### [Figure contents as structured data]

--------------------

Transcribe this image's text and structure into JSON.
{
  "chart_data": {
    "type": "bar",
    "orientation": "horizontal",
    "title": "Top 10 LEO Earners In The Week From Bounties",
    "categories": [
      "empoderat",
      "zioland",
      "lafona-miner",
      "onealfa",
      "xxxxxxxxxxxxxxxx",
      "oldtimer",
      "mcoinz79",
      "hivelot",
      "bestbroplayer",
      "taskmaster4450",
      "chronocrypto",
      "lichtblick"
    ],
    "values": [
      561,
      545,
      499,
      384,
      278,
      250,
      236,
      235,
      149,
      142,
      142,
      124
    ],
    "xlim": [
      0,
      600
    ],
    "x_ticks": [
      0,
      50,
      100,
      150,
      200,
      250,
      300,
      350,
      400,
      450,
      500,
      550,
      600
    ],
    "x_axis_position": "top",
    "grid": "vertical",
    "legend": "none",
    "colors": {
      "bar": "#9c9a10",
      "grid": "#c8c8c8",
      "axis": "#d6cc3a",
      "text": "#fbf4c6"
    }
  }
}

--------------------

### [TASK OBJECTIVE]
Set down every line of the listing above again, exactly as given.

### [THE ANSWER]
Transcribe this image's text and structure into JSON.
{
  "chart_data": {
    "type": "bar",
    "orientation": "horizontal",
    "title": "Top 10 LEO Earners In The Week From Bounties",
    "categories": [
      "empoderat",
      "zioland",
      "lafona-miner",
      "onealfa",
      "xxxxxxxxxxxxxxxx",
      "oldtimer",
      "mcoinz79",
      "hivelot",
      "bestbroplayer",
      "taskmaster4450",
      "chronocrypto",
      "lichtblick"
    ],
    "values": [
      561,
      545,
      499,
      384,
      278,
      250,
      236,
      235,
      149,
      142,
      142,
      124
    ],
    "xlim": [
      0,
      600
    ],
    "x_ticks": [
      0,
      50,
      100,
      150,
      200,
      250,
      300,
      350,
      400,
      450,
      500,
      550,
      600
    ],
    "x_axis_position": "top",
    "grid": "vertical",
    "legend": "none",
    "colors": {
      "bar": "#9c9a10",
      "grid": "#c8c8c8",
      "axis": "#d6cc3a",
      "text": "#fbf4c6"
    }
  }
}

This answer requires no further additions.